**Aim**:
Render the stretch from the start of the records through the line that contains "grid [93, 15, 570, 453]" as a Markdown table with two columns, Row and Text, giving each line its row number and omitting blank lines.

**Dataset extract**:
★ ★ ★ ★ ★ ★ ★
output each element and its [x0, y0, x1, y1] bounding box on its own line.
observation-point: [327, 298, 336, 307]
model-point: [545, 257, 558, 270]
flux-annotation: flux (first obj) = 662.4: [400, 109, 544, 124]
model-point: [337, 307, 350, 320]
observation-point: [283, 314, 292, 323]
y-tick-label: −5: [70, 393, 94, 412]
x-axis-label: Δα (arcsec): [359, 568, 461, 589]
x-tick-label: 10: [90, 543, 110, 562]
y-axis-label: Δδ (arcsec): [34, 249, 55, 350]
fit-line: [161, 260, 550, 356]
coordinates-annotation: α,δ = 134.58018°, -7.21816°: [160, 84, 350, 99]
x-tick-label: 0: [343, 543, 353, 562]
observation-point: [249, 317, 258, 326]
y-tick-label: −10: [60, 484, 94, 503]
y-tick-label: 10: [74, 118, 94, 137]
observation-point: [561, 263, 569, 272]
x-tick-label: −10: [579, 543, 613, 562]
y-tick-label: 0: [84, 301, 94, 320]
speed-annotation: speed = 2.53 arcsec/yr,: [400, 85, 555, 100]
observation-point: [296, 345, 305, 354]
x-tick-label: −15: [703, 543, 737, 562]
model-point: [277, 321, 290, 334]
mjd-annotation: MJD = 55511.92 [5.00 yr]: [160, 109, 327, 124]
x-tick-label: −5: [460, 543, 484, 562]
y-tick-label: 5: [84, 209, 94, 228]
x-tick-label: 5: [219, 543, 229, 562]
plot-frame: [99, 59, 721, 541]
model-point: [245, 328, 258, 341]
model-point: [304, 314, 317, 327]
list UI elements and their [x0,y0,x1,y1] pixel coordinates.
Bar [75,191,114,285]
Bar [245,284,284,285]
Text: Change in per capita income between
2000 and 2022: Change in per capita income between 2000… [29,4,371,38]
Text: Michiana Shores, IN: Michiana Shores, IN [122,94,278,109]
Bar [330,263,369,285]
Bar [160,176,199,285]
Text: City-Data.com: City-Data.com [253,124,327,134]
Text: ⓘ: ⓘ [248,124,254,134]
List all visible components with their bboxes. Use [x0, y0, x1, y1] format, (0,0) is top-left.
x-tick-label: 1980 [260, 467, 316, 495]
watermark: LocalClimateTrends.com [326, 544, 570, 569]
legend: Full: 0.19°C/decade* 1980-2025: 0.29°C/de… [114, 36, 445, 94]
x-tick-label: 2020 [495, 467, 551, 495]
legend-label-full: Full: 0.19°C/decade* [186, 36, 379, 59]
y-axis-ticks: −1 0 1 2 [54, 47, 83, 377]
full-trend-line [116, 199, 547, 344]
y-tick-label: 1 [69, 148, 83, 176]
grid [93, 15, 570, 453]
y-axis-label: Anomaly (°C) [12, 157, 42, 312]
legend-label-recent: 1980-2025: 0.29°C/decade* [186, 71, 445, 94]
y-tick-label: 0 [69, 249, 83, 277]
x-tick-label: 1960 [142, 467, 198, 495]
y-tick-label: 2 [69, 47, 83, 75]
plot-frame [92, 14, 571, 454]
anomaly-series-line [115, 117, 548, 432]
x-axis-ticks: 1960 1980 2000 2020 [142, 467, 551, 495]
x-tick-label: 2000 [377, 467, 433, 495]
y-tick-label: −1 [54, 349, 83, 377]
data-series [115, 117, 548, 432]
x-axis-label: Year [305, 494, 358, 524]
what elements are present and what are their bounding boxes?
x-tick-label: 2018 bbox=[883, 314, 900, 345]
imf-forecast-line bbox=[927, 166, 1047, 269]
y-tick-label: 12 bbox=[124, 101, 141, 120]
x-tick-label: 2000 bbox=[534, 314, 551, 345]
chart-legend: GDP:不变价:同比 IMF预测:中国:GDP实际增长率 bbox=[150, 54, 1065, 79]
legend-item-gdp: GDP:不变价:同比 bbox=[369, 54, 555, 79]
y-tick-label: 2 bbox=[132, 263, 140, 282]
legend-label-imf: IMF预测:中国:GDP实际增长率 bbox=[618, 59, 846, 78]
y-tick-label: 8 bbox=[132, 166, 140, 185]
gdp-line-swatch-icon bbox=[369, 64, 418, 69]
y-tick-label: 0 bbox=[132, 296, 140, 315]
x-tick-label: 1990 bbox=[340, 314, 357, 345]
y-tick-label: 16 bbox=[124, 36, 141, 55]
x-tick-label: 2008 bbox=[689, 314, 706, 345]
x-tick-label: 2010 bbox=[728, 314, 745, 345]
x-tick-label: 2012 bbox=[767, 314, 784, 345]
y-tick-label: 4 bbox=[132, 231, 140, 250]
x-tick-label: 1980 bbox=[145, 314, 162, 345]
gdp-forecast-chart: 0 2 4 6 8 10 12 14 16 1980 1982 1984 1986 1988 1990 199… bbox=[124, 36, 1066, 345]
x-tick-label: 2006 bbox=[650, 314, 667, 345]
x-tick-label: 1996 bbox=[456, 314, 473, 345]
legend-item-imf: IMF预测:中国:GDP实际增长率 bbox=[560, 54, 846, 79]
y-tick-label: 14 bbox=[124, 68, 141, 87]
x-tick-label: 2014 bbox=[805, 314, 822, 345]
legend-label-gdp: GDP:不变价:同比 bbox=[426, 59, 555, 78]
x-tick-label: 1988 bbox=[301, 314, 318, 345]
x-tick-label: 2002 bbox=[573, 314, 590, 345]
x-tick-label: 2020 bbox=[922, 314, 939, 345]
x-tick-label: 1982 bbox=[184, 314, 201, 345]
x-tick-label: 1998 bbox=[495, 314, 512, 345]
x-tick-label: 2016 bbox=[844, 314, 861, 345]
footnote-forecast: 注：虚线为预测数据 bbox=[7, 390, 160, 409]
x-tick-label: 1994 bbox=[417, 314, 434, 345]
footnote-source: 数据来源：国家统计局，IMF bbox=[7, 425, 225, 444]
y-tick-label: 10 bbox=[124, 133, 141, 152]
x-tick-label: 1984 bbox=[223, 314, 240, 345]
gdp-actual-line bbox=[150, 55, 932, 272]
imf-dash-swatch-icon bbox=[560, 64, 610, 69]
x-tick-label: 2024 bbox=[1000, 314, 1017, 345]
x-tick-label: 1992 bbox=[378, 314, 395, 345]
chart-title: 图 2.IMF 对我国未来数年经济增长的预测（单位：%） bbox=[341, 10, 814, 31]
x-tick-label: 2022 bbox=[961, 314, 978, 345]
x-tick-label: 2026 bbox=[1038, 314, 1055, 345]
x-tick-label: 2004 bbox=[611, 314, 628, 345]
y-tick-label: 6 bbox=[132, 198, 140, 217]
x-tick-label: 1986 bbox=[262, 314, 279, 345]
★ ★ ★ ★ ★ ★ ★
**Solution to the exercise**:
| Row | Text |
|---|---|
| 1 | output each element and its [x0, y0, x1, y1] bounding box on its own line. |
| 2 | observation-point: [327, 298, 336, 307] |
| 3 | model-point: [545, 257, 558, 270] |
| 4 | flux-annotation: flux (first obj) = 662.4: [400, 109, 544, 124] |
| 5 | model-point: [337, 307, 350, 320] |
| 6 | observation-point: [283, 314, 292, 323] |
| 7 | y-tick-label: −5: [70, 393, 94, 412] |
| 8 | x-axis-label: Δα (arcsec): [359, 568, 461, 589] |
| 9 | x-tick-label: 10: [90, 543, 110, 562] |
| 10 | y-axis-label: Δδ (arcsec): [34, 249, 55, 350] |
| 11 | fit-line: [161, 260, 550, 356] |
| 12 | coordinates-annotation: α,δ = 134.58018°, -7.21816°: [160, 84, 350, 99] |
| 13 | x-tick-label: 0: [343, 543, 353, 562] |
| 14 | observation-point: [249, 317, 258, 326] |
| 15 | y-tick-label: −10: [60, 484, 94, 503] |
| 16 | y-tick-label: 10: [74, 118, 94, 137] |
| 17 | observation-point: [561, 263, 569, 272] |
| 18 | x-tick-label: −10: [579, 543, 613, 562] |
| 19 | y-tick-label: 0: [84, 301, 94, 320] |
| 20 | speed-annotation: speed = 2.53 arcsec/yr,: [400, 85, 555, 100] |
| 21 | observation-point: [296, 345, 305, 354] |
| 22 | x-tick-label: −15: [703, 543, 737, 562] |
| 23 | model-point: [277, 321, 290, 334] |
| 24 | mjd-annotation: MJD = 55511.92 [5.00 yr]: [160, 109, 327, 124] |
| 25 | x-tick-label: −5: [460, 543, 484, 562] |
| 26 | y-tick-label: 5: [84, 209, 94, 228] |
| 27 | x-tick-label: 5: [219, 543, 229, 562] |
| 28 | plot-frame: [99, 59, 721, 541] |
| 29 | model-point: [245, 328, 258, 341] |
| 30 | model-point: [304, 314, 317, 327] |
| 31 | list UI elements and their [x0,y0,x1,y1] pixel coordinates. |
| 32 | Bar [75,191,114,285] |
| 33 | Bar [245,284,284,285] |
| 34 | Text: Change in per capita income between |
| 35 | 2000 and 2022: Change in per capita income between 2000… [29,4,371,38] |
| 36 | Text: Michiana Shores, IN: Michiana Shores, IN [122,94,278,109] |
| 37 | Bar [330,263,369,285] |
| 38 | Bar [160,176,199,285] |
| 39 | Text: City-Data.com: City-Data.com [253,124,327,134] |
| 40 | Text: ⓘ: ⓘ [248,124,254,134] |
| 41 | List all visible components with their bboxes. Use [x0, y0, x1, y1] format, (0,0) is top-left. |
| 42 | x-tick-label: 1980 [260, 467, 316, 495] |
| 43 | watermark: LocalClimateTrends.com [326, 544, 570, 569] |
| 44 | legend: Full: 0.19°C/decade* 1980-2025: 0.29°C/de… [114, 36, 445, 94] |
| 45 | x-tick-label: 2020 [495, 467, 551, 495] |
| 46 | legend-label-full: Full: 0.19°C/decade* [186, 36, 379, 59] |
| 47 | y-axis-ticks: −1 0 1 2 [54, 47, 83, 377] |
| 48 | full-trend-line [116, 199, 547, 344] |
| 49 | y-tick-label: 1 [69, 148, 83, 176] |
| 50 | grid [93, 15, 570, 453] |